Aim: Isolate every line in the records below with "Gebote" in it.

Task data:
begin

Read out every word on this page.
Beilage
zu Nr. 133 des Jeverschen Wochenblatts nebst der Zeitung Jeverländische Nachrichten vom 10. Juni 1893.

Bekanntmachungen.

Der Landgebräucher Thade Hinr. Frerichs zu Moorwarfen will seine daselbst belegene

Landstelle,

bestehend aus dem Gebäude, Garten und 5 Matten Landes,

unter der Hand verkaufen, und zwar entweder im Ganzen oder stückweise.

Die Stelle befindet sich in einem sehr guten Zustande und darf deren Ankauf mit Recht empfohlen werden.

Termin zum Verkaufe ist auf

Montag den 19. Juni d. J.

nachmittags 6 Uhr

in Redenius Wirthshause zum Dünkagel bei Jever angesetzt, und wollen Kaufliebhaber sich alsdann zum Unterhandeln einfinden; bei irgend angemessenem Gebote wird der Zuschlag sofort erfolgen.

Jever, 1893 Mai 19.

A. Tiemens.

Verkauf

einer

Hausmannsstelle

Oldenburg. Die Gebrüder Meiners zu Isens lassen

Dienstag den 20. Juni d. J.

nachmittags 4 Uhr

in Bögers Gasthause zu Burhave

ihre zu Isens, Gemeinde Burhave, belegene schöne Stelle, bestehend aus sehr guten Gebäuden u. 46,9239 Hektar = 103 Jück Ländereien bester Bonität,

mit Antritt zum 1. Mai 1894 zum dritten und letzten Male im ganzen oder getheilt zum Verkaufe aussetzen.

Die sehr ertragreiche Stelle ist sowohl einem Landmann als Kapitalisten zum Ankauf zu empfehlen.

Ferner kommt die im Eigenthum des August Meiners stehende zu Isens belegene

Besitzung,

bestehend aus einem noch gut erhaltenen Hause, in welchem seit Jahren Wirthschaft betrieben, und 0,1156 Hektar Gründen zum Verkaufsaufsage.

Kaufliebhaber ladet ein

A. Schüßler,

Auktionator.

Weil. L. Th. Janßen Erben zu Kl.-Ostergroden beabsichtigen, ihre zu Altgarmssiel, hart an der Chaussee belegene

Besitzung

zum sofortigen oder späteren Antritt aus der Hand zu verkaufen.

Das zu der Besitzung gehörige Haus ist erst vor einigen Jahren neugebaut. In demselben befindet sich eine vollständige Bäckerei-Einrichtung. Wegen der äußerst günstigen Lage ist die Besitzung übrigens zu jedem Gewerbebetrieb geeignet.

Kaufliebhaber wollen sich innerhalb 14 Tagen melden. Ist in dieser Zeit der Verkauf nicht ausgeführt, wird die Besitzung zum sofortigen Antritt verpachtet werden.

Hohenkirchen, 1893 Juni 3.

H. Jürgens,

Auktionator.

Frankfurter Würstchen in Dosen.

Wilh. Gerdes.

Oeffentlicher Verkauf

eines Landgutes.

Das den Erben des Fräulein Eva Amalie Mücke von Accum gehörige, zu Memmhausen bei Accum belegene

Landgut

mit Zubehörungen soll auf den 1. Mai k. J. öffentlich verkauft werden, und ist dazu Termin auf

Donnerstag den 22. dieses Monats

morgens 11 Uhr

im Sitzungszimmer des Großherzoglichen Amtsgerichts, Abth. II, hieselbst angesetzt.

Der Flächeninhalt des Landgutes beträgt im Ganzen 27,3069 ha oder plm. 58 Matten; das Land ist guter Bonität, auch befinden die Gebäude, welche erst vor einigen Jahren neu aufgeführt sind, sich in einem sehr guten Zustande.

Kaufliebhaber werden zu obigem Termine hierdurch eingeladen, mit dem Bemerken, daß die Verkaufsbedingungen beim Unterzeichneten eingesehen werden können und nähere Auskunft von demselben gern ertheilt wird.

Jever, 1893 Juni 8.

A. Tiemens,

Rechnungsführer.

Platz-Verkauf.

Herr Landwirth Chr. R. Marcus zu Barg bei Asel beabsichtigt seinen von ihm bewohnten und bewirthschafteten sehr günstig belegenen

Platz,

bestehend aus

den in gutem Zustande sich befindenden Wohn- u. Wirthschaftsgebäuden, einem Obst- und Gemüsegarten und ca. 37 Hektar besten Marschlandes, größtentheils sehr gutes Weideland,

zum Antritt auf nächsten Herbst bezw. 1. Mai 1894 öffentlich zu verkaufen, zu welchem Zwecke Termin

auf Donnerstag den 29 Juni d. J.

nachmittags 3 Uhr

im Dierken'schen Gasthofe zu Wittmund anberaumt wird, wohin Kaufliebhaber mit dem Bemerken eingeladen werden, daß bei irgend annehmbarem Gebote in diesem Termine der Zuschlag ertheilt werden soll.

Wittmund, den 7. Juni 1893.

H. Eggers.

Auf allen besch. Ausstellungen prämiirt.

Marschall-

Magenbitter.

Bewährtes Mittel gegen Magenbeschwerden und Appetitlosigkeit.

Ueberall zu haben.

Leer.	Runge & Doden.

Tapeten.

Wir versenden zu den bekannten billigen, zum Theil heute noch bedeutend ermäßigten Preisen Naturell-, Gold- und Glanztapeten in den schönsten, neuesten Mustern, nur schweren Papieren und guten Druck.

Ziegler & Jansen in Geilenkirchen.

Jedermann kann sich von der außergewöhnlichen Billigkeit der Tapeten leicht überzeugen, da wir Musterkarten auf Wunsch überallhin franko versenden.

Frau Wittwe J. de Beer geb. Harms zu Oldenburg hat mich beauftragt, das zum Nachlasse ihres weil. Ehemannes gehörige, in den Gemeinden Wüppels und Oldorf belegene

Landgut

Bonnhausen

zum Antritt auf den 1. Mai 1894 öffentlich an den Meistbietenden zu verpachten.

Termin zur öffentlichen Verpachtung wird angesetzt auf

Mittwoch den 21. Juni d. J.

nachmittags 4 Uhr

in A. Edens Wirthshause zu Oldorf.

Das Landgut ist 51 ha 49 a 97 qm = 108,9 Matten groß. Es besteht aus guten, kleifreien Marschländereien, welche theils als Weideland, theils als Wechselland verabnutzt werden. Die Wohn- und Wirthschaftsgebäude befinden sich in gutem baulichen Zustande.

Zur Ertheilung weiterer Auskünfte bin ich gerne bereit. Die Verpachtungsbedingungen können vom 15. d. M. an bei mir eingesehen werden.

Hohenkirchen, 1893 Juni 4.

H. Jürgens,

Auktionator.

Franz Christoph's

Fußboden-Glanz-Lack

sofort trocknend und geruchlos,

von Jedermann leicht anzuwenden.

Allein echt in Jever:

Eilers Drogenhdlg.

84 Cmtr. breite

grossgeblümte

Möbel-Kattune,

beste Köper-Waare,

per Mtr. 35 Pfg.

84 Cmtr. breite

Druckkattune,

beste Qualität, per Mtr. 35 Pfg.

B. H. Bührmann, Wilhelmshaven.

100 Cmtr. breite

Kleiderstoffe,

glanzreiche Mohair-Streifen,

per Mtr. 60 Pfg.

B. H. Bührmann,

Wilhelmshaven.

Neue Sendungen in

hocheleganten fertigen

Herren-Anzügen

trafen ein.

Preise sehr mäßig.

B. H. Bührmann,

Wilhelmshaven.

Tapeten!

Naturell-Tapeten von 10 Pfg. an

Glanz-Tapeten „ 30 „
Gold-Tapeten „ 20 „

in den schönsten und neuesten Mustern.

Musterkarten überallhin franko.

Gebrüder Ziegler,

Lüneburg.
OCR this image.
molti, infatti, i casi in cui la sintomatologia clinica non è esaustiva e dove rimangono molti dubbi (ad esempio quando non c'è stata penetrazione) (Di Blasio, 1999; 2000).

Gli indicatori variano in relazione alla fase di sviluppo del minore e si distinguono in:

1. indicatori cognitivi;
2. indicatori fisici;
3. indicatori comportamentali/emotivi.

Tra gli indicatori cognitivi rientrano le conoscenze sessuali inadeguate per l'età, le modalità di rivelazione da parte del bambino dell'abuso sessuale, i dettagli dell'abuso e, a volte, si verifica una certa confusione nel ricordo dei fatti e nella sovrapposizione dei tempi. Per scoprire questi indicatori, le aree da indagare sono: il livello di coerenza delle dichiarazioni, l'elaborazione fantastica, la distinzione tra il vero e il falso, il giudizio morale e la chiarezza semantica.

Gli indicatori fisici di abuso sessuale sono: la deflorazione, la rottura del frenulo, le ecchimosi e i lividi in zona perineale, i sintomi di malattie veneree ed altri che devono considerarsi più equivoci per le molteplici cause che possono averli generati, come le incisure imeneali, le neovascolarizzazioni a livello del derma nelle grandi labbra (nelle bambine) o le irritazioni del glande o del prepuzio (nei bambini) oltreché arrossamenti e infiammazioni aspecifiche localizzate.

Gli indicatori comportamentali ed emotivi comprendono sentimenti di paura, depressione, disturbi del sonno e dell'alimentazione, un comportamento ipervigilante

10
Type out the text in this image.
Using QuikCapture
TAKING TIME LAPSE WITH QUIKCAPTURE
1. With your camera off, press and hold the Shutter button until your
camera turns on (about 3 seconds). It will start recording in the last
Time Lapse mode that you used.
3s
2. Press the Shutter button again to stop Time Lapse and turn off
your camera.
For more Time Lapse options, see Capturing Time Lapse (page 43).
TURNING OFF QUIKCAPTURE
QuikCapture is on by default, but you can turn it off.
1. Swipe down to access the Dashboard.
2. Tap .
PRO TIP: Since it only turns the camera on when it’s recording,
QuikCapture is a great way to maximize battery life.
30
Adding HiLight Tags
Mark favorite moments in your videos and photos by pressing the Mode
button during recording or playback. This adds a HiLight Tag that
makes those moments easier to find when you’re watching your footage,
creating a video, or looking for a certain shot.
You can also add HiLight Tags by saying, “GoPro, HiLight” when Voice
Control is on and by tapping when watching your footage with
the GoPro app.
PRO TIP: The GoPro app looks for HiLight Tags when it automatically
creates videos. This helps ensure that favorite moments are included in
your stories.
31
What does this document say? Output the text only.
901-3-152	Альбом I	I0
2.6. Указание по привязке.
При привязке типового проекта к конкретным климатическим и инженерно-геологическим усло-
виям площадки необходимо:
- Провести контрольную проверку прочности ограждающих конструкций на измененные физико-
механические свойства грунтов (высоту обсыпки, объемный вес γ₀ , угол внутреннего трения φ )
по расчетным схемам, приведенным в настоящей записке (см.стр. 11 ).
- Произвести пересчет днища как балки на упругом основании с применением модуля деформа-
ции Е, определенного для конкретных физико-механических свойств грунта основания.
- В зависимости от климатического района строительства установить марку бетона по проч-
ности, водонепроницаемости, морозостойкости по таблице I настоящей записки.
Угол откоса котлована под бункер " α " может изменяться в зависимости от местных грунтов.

end

Final result:
in Redenius Wirthshause zum Dünkagel bei Jever angesetzt, und wollen Kaufliebhaber sich alsdann zum Unterhandeln einfinden; bei irgend angemessenem Gebote wird der Zuschlag sofort erfolgen.
im Dierken'schen Gasthofe zu Wittmund anberaumt wird, wohin Kaufliebhaber mit dem Bemerken eingeladen werden, daß bei irgend annehmbarem Gebote in diesem Termine der Zuschlag ertheilt werden soll.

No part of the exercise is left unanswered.